- Task statement: Below is some material; set it all down exactly, apart from the pictures.

- Exercise data:
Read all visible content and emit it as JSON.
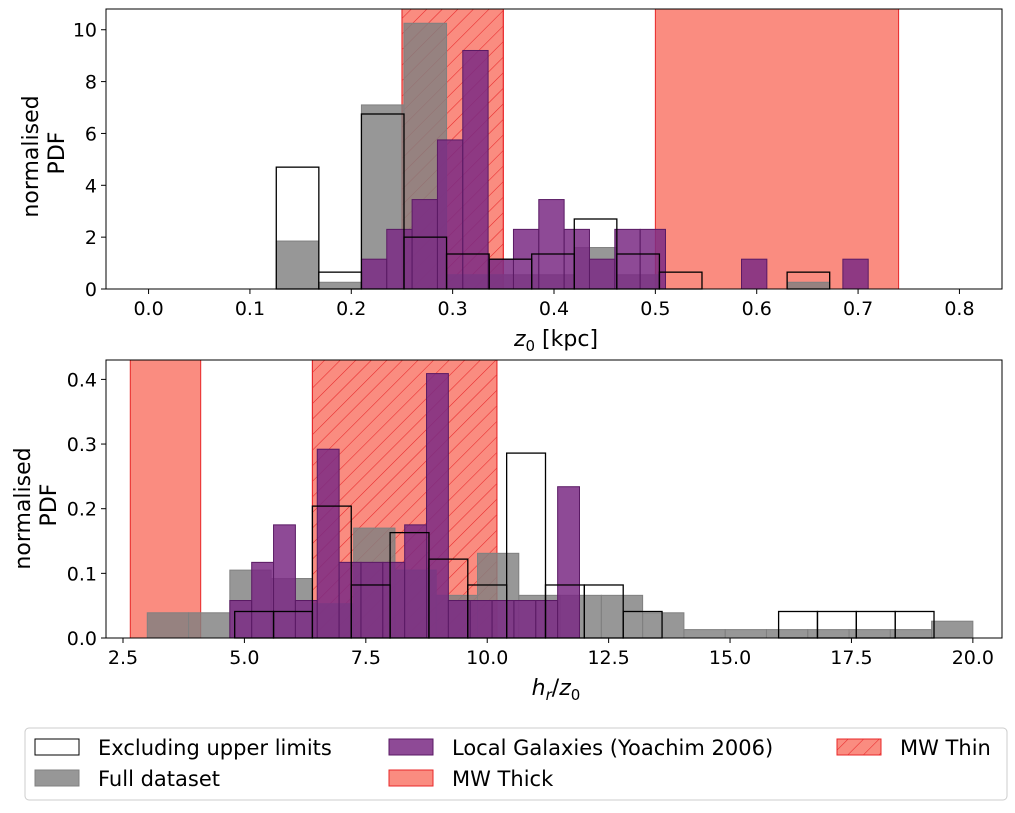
{
  "colors": {
    "full": "#808080",
    "local": "#7a2a84",
    "local_edge": "#5a1a64",
    "thick": "#fa8072",
    "thin": "#fa8072",
    "thin_edge": "#e8282a"
  },
  "legend": {
    "items": [
      {
        "key": "excl",
        "label": "Excluding upper limits"
      },
      {
        "key": "full",
        "label": "Full dataset"
      },
      {
        "key": "local",
        "label": "Local Galaxies (Yoachim 2006)"
      },
      {
        "key": "thick",
        "label": "MW Thick"
      },
      {
        "key": "thin",
        "label": "MW Thin"
      }
    ]
  },
  "chart_data": [
    {
      "type": "histogram",
      "id": "top",
      "xlabel": "z0 [kpc]",
      "ylabel": [
        "normalised",
        "PDF"
      ],
      "xlim": [
        -0.042,
        0.842
      ],
      "ylim": [
        0,
        10.8
      ],
      "xticks": [
        0.0,
        0.1,
        0.2,
        0.3,
        0.4,
        0.5,
        0.6,
        0.7,
        0.8
      ],
      "xtick_labels": [
        "0.0",
        "0.1",
        "0.2",
        "0.3",
        "0.4",
        "0.5",
        "0.6",
        "0.7",
        "0.8"
      ],
      "yticks": [
        0,
        2,
        4,
        6,
        8,
        10
      ],
      "ytick_labels": [
        "0",
        "2",
        "4",
        "6",
        "8",
        "10"
      ],
      "spans": [
        {
          "key": "thin",
          "x0": 0.25,
          "x1": 0.35,
          "hatch": true
        },
        {
          "key": "thick",
          "x0": 0.5,
          "x1": 0.74,
          "hatch": false
        }
      ],
      "series": [
        {
          "key": "full",
          "name": "Full dataset",
          "edges": [
            0.126,
            0.168,
            0.21,
            0.252,
            0.294,
            0.336,
            0.378,
            0.42,
            0.462,
            0.504,
            0.546,
            0.588,
            0.63,
            0.672
          ],
          "values": [
            1.85,
            0.26,
            7.1,
            10.25,
            0.55,
            0.55,
            0.55,
            1.6,
            0.55,
            0,
            0,
            0,
            0.26
          ]
        },
        {
          "key": "local",
          "name": "Local Galaxies (Yoachim 2006)",
          "edges": [
            0.21,
            0.235,
            0.26,
            0.285,
            0.31,
            0.335,
            0.36,
            0.385,
            0.41,
            0.435,
            0.46,
            0.485,
            0.51,
            0.535,
            0.56,
            0.585,
            0.61,
            0.635,
            0.66,
            0.685,
            0.71
          ],
          "values": [
            1.15,
            2.3,
            3.45,
            5.75,
            9.2,
            1.15,
            2.3,
            3.45,
            2.3,
            1.15,
            2.3,
            2.3,
            0,
            0,
            0,
            1.15,
            0,
            0,
            0,
            1.15
          ]
        },
        {
          "key": "excl",
          "name": "Excluding upper limits",
          "edges": [
            0.126,
            0.168,
            0.21,
            0.252,
            0.294,
            0.336,
            0.378,
            0.42,
            0.462,
            0.504,
            0.546,
            0.588,
            0.63,
            0.672
          ],
          "values": [
            4.7,
            0.65,
            6.75,
            2.0,
            1.35,
            1.15,
            1.35,
            2.7,
            1.35,
            0.65,
            0,
            0,
            0.65
          ]
        }
      ]
    },
    {
      "type": "histogram",
      "id": "bottom",
      "xlabel": "hr/z0",
      "ylabel": [
        "normalised",
        "PDF"
      ],
      "xlim": [
        2.15,
        20.6
      ],
      "ylim": [
        0,
        0.43
      ],
      "xticks": [
        2.5,
        5.0,
        7.5,
        10.0,
        12.5,
        15.0,
        17.5,
        20.0
      ],
      "xtick_labels": [
        "2.5",
        "5.0",
        "7.5",
        "10.0",
        "12.5",
        "15.0",
        "17.5",
        "20.0"
      ],
      "yticks": [
        0.0,
        0.1,
        0.2,
        0.3,
        0.4
      ],
      "ytick_labels": [
        "0.0",
        "0.1",
        "0.2",
        "0.3",
        "0.4"
      ],
      "spans": [
        {
          "key": "thick",
          "x0": 2.65,
          "x1": 4.1,
          "hatch": false
        },
        {
          "key": "thin",
          "x0": 6.4,
          "x1": 10.2,
          "hatch": true
        }
      ],
      "series": [
        {
          "key": "full",
          "name": "Full dataset",
          "edges": [
            3.0,
            3.85,
            4.7,
            5.55,
            6.4,
            7.25,
            8.1,
            8.95,
            9.8,
            10.65,
            11.5,
            12.35,
            13.2,
            14.05,
            14.9,
            15.75,
            16.6,
            17.45,
            18.3,
            19.15,
            20.0
          ],
          "values": [
            0.039,
            0.039,
            0.105,
            0.092,
            0.053,
            0.17,
            0.105,
            0.066,
            0.131,
            0.066,
            0.066,
            0.066,
            0.039,
            0.013,
            0.013,
            0.013,
            0.013,
            0.013,
            0.013,
            0.026
          ]
        },
        {
          "key": "local",
          "name": "Local Galaxies (Yoachim 2006)",
          "edges": [
            4.7,
            5.15,
            5.6,
            6.05,
            6.5,
            6.95,
            7.4,
            7.85,
            8.3,
            8.75,
            9.2,
            9.65,
            10.1,
            10.55,
            11.0,
            11.45,
            11.9
          ],
          "values": [
            0.058,
            0.117,
            0.175,
            0.058,
            0.292,
            0.117,
            0.117,
            0.117,
            0.175,
            0.409,
            0.058,
            0.058,
            0.058,
            0.058,
            0.058,
            0.234
          ]
        },
        {
          "key": "excl",
          "name": "Excluding upper limits",
          "edges": [
            4.8,
            5.6,
            6.4,
            7.2,
            8.0,
            8.8,
            9.6,
            10.4,
            11.2,
            12.0,
            12.8,
            13.6,
            14.4,
            15.2,
            16.0,
            16.8,
            17.6,
            18.4,
            19.2
          ],
          "values": [
            0.041,
            0.041,
            0.204,
            0.082,
            0.163,
            0.122,
            0.082,
            0.286,
            0.082,
            0.082,
            0.041,
            0,
            0,
            0,
            0.041,
            0.041,
            0.041,
            0.041
          ]
        }
      ]
    }
  ]
}
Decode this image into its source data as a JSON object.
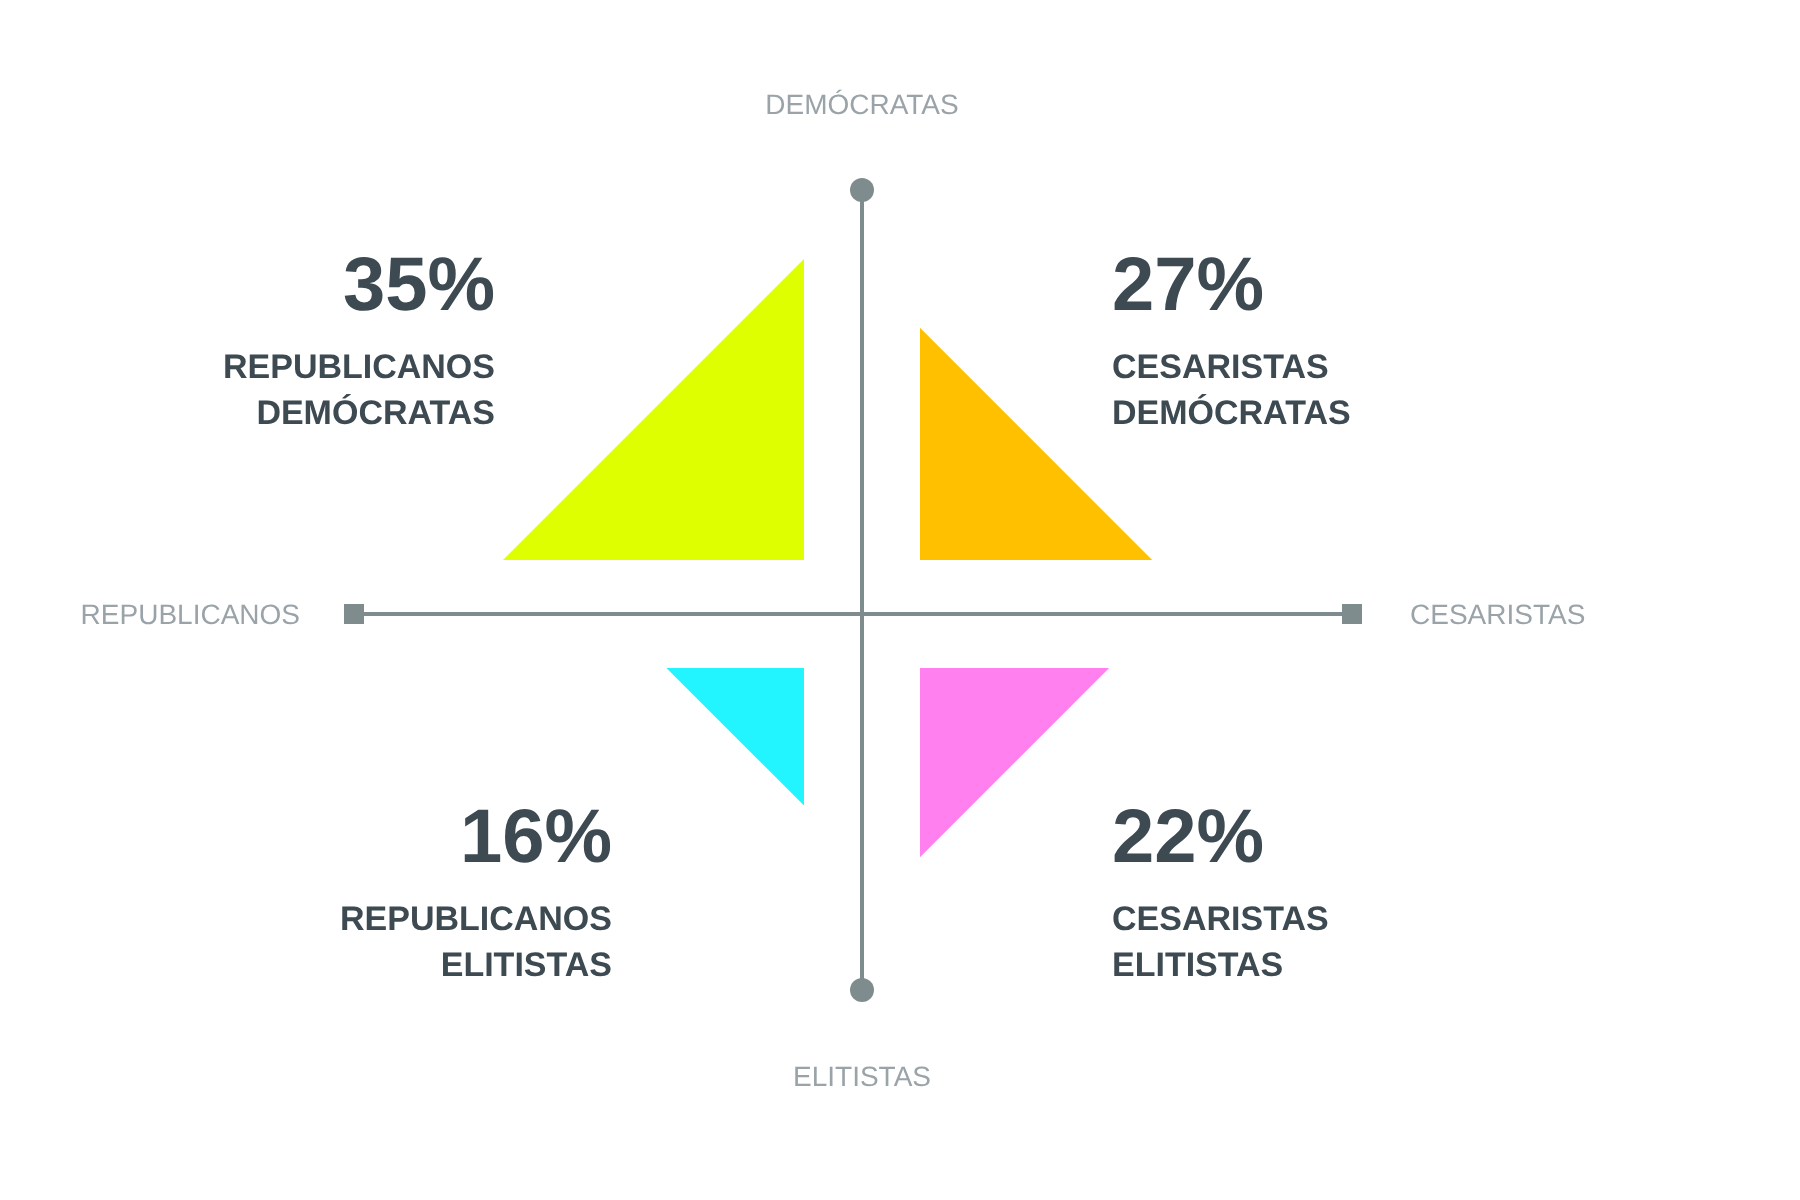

- Written answer:
Read all visible content and emit it as JSON.
{
  "colors": {
    "full": "#808080",
    "local": "#7a2a84",
    "local_edge": "#5a1a64",
    "thick": "#fa8072",
    "thin": "#fa8072",
    "thin_edge": "#e8282a"
  },
  "legend": {
    "items": [
      {
        "key": "excl",
        "label": "Excluding upper limits"
      },
      {
        "key": "full",
        "label": "Full dataset"
      },
      {
        "key": "local",
        "label": "Local Galaxies (Yoachim 2006)"
      },
      {
        "key": "thick",
        "label": "MW Thick"
      },
      {
        "key": "thin",
        "label": "MW Thin"
      }
    ]
  },
  "chart_data": [
    {
      "type": "histogram",
      "id": "top",
      "xlabel": "z0 [kpc]",
      "ylabel": [
        "normalised",
        "PDF"
      ],
      "xlim": [
        -0.042,
        0.842
      ],
      "ylim": [
        0,
        10.8
      ],
      "xticks": [
        0.0,
        0.1,
        0.2,
        0.3,
        0.4,
        0.5,
        0.6,
        0.7,
        0.8
      ],
      "xtick_labels": [
        "0.0",
        "0.1",
        "0.2",
        "0.3",
        "0.4",
        "0.5",
        "0.6",
        "0.7",
        "0.8"
      ],
      "yticks": [
        0,
        2,
        4,
        6,
        8,
        10
      ],
      "ytick_labels": [
        "0",
        "2",
        "4",
        "6",
        "8",
        "10"
      ],
      "spans": [
        {
          "key": "thin",
          "x0": 0.25,
          "x1": 0.35,
          "hatch": true
        },
        {
          "key": "thick",
          "x0": 0.5,
          "x1": 0.74,
          "hatch": false
        }
      ],
      "series": [
        {
          "key": "full",
          "name": "Full dataset",
          "edges": [
            0.126,
            0.168,
            0.21,
            0.252,
            0.294,
            0.336,
            0.378,
            0.42,
            0.462,
            0.504,
            0.546,
            0.588,
            0.63,
            0.672
          ],
          "values": [
            1.85,
            0.26,
            7.1,
            10.25,
            0.55,
            0.55,
            0.55,
            1.6,
            0.55,
            0,
            0,
            0,
            0.26
          ]
        },
        {
          "key": "local",
          "name": "Local Galaxies (Yoachim 2006)",
          "edges": [
            0.21,
            0.235,
            0.26,
            0.285,
            0.31,
            0.335,
            0.36,
            0.385,
            0.41,
            0.435,
            0.46,
            0.485,
            0.51,
            0.535,
            0.56,
            0.585,
            0.61,
            0.635,
            0.66,
            0.685,
            0.71
          ],
          "values": [
            1.15,
            2.3,
            3.45,
            5.75,
            9.2,
            1.15,
            2.3,
            3.45,
            2.3,
            1.15,
            2.3,
            2.3,
            0,
            0,
            0,
            1.15,
            0,
            0,
            0,
            1.15
          ]
        },
        {
          "key": "excl",
          "name": "Excluding upper limits",
          "edges": [
            0.126,
            0.168,
            0.21,
            0.252,
            0.294,
            0.336,
            0.378,
            0.42,
            0.462,
            0.504,
            0.546,
            0.588,
            0.63,
            0.672
          ],
          "values": [
            4.7,
            0.65,
            6.75,
            2.0,
            1.35,
            1.15,
            1.35,
            2.7,
            1.35,
            0.65,
            0,
            0,
            0.65
          ]
        }
      ]
    },
    {
      "type": "histogram",
      "id": "bottom",
      "xlabel": "hr/z0",
      "ylabel": [
        "normalised",
        "PDF"
      ],
      "xlim": [
        2.15,
        20.6
      ],
      "ylim": [
        0,
        0.43
      ],
      "xticks": [
        2.5,
        5.0,
        7.5,
        10.0,
        12.5,
        15.0,
        17.5,
        20.0
      ],
      "xtick_labels": [
        "2.5",
        "5.0",
        "7.5",
        "10.0",
        "12.5",
        "15.0",
        "17.5",
        "20.0"
      ],
      "yticks": [
        0.0,
        0.1,
        0.2,
        0.3,
        0.4
      ],
      "ytick_labels": [
        "0.0",
        "0.1",
        "0.2",
        "0.3",
        "0.4"
      ],
      "spans": [
        {
          "key": "thick",
          "x0": 2.65,
          "x1": 4.1,
          "hatch": false
        },
        {
          "key": "thin",
          "x0": 6.4,
          "x1": 10.2,
          "hatch": true
        }
      ],
      "series": [
        {
          "key": "full",
          "name": "Full dataset",
          "edges": [
            3.0,
            3.85,
            4.7,
            5.55,
            6.4,
            7.25,
            8.1,
            8.95,
            9.8,
            10.65,
            11.5,
            12.35,
            13.2,
            14.05,
            14.9,
            15.75,
            16.6,
            17.45,
            18.3,
            19.15,
            20.0
          ],
          "values": [
            0.039,
            0.039,
            0.105,
            0.092,
            0.053,
            0.17,
            0.105,
            0.066,
            0.131,
            0.066,
            0.066,
            0.066,
            0.039,
            0.013,
            0.013,
            0.013,
            0.013,
            0.013,
            0.013,
            0.026
          ]
        },
        {
          "key": "local",
          "name": "Local Galaxies (Yoachim 2006)",
          "edges": [
            4.7,
            5.15,
            5.6,
            6.05,
            6.5,
            6.95,
            7.4,
            7.85,
            8.3,
            8.75,
            9.2,
            9.65,
            10.1,
            10.55,
            11.0,
            11.45,
            11.9
          ],
          "values": [
            0.058,
            0.117,
            0.175,
            0.058,
            0.292,
            0.117,
            0.117,
            0.117,
            0.175,
            0.409,
            0.058,
            0.058,
            0.058,
            0.058,
            0.058,
            0.234
          ]
        },
        {
          "key": "excl",
          "name": "Excluding upper limits",
          "edges": [
            4.8,
            5.6,
            6.4,
            7.2,
            8.0,
            8.8,
            9.6,
            10.4,
            11.2,
            12.0,
            12.8,
            13.6,
            14.4,
            15.2,
            16.0,
            16.8,
            17.6,
            18.4,
            19.2
          ],
          "values": [
            0.041,
            0.041,
            0.204,
            0.082,
            0.163,
            0.122,
            0.082,
            0.286,
            0.082,
            0.082,
            0.041,
            0,
            0,
            0,
            0.041,
            0.041,
            0.041,
            0.041
          ]
        }
      ]
    }
  ]
}
Decode this image into its source data as a JSON object.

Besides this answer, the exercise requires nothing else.